AIM OF THE TASK:
Copy all lines in which the word "marker" can be found.

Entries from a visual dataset

* Begin *

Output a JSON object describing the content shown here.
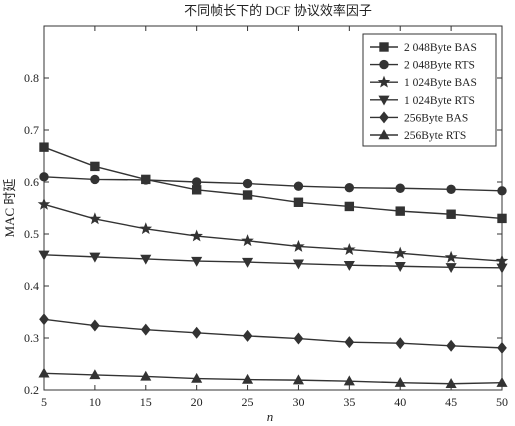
{
  "chart_data": {
    "type": "line",
    "title": "不同帧长下的 DCF 协议效率因子",
    "xlabel": "n",
    "ylabel": "MAC 时延",
    "x": [
      5,
      10,
      15,
      20,
      25,
      30,
      35,
      40,
      45,
      50
    ],
    "xlim": [
      5,
      50
    ],
    "ylim": [
      0.2,
      0.9
    ],
    "xticks": [
      "5",
      "10",
      "15",
      "20",
      "25",
      "30",
      "35",
      "40",
      "45",
      "50"
    ],
    "yticks": [
      "0.2",
      "0.3",
      "0.4",
      "0.5",
      "0.6",
      "0.7",
      "0.8"
    ],
    "grid": false,
    "legend_position": "top-right",
    "series": [
      {
        "name": "2 048Byte BAS",
        "marker": "square",
        "values": [
          0.667,
          0.63,
          0.605,
          0.585,
          0.575,
          0.561,
          0.553,
          0.544,
          0.538,
          0.53
        ]
      },
      {
        "name": "2 048Byte RTS",
        "marker": "circle",
        "values": [
          0.61,
          0.605,
          0.604,
          0.6,
          0.597,
          0.592,
          0.589,
          0.588,
          0.586,
          0.583
        ]
      },
      {
        "name": "1 024Byte BAS",
        "marker": "star",
        "values": [
          0.557,
          0.529,
          0.51,
          0.496,
          0.487,
          0.476,
          0.47,
          0.463,
          0.455,
          0.448
        ]
      },
      {
        "name": "1 024Byte RTS",
        "marker": "triangle-down",
        "values": [
          0.46,
          0.456,
          0.452,
          0.448,
          0.446,
          0.443,
          0.44,
          0.438,
          0.436,
          0.435
        ]
      },
      {
        "name": "256Byte BAS",
        "marker": "diamond",
        "values": [
          0.336,
          0.324,
          0.316,
          0.31,
          0.304,
          0.299,
          0.292,
          0.29,
          0.285,
          0.281
        ]
      },
      {
        "name": "256Byte RTS",
        "marker": "triangle-up",
        "values": [
          0.232,
          0.229,
          0.226,
          0.222,
          0.22,
          0.219,
          0.217,
          0.214,
          0.212,
          0.214
        ]
      }
    ]
  }
}
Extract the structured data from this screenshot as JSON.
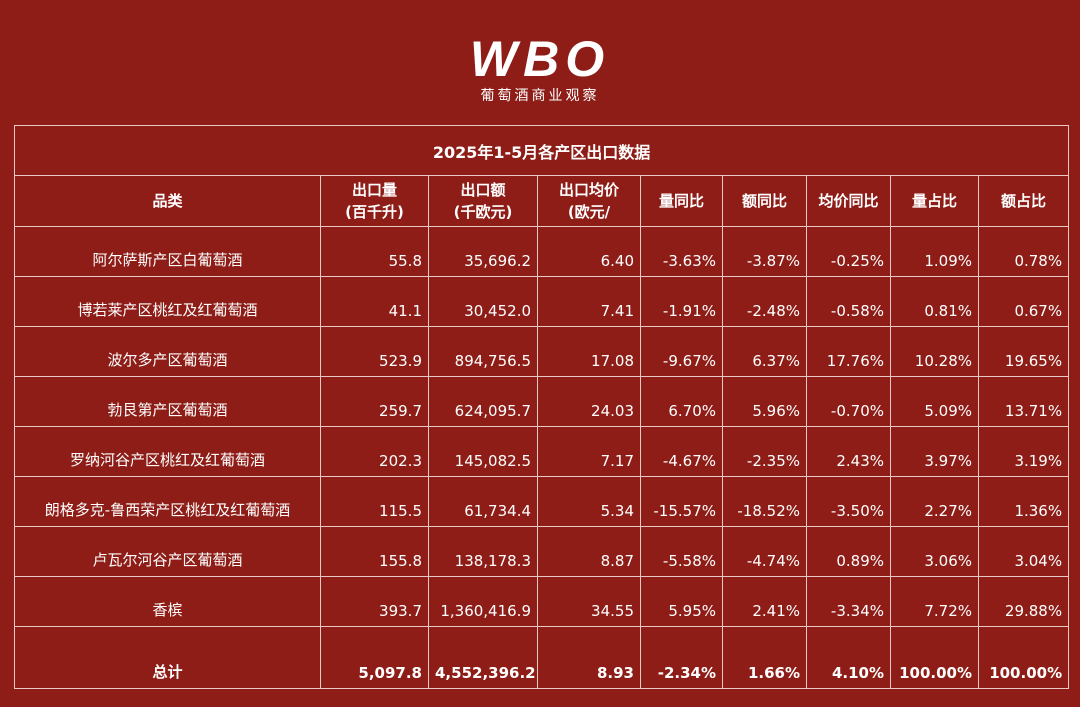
{
  "logo": {
    "brand": "WBO",
    "tagline": "葡萄酒商业观察"
  },
  "table": {
    "title": "2025年1-5月各产区出口数据",
    "header": [
      [
        "品类"
      ],
      [
        "出口量",
        "(百千升)"
      ],
      [
        "出口额",
        "(千欧元)"
      ],
      [
        "出口均价",
        "(欧元/"
      ],
      [
        "量同比"
      ],
      [
        "额同比"
      ],
      [
        "均价同比"
      ],
      [
        "量占比"
      ],
      [
        "额占比"
      ]
    ],
    "rows": [
      [
        "阿尔萨斯产区白葡萄酒",
        "55.8",
        "35,696.2",
        "6.40",
        "-3.63%",
        "-3.87%",
        "-0.25%",
        "1.09%",
        "0.78%"
      ],
      [
        "博若莱产区桃红及红葡萄酒",
        "41.1",
        "30,452.0",
        "7.41",
        "-1.91%",
        "-2.48%",
        "-0.58%",
        "0.81%",
        "0.67%"
      ],
      [
        "波尔多产区葡萄酒",
        "523.9",
        "894,756.5",
        "17.08",
        "-9.67%",
        "6.37%",
        "17.76%",
        "10.28%",
        "19.65%"
      ],
      [
        "勃艮第产区葡萄酒",
        "259.7",
        "624,095.7",
        "24.03",
        "6.70%",
        "5.96%",
        "-0.70%",
        "5.09%",
        "13.71%"
      ],
      [
        "罗纳河谷产区桃红及红葡萄酒",
        "202.3",
        "145,082.5",
        "7.17",
        "-4.67%",
        "-2.35%",
        "2.43%",
        "3.97%",
        "3.19%"
      ],
      [
        "朗格多克-鲁西荣产区桃红及红葡萄酒",
        "115.5",
        "61,734.4",
        "5.34",
        "-15.57%",
        "-18.52%",
        "-3.50%",
        "2.27%",
        "1.36%"
      ],
      [
        "卢瓦尔河谷产区葡萄酒",
        "155.8",
        "138,178.3",
        "8.87",
        "-5.58%",
        "-4.74%",
        "0.89%",
        "3.06%",
        "3.04%"
      ],
      [
        "香槟",
        "393.7",
        "1,360,416.9",
        "34.55",
        "5.95%",
        "2.41%",
        "-3.34%",
        "7.72%",
        "29.88%"
      ]
    ],
    "total": [
      "总计",
      "5,097.8",
      "4,552,396.2",
      "8.93",
      "-2.34%",
      "1.66%",
      "4.10%",
      "100.00%",
      "100.00%"
    ]
  }
}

* End *

OUTPUT:
        "marker": "square",
        "marker": "circle",
        "marker": "star",
        "marker": "triangle-down",
        "marker": "diamond",
        "marker": "triangle-up",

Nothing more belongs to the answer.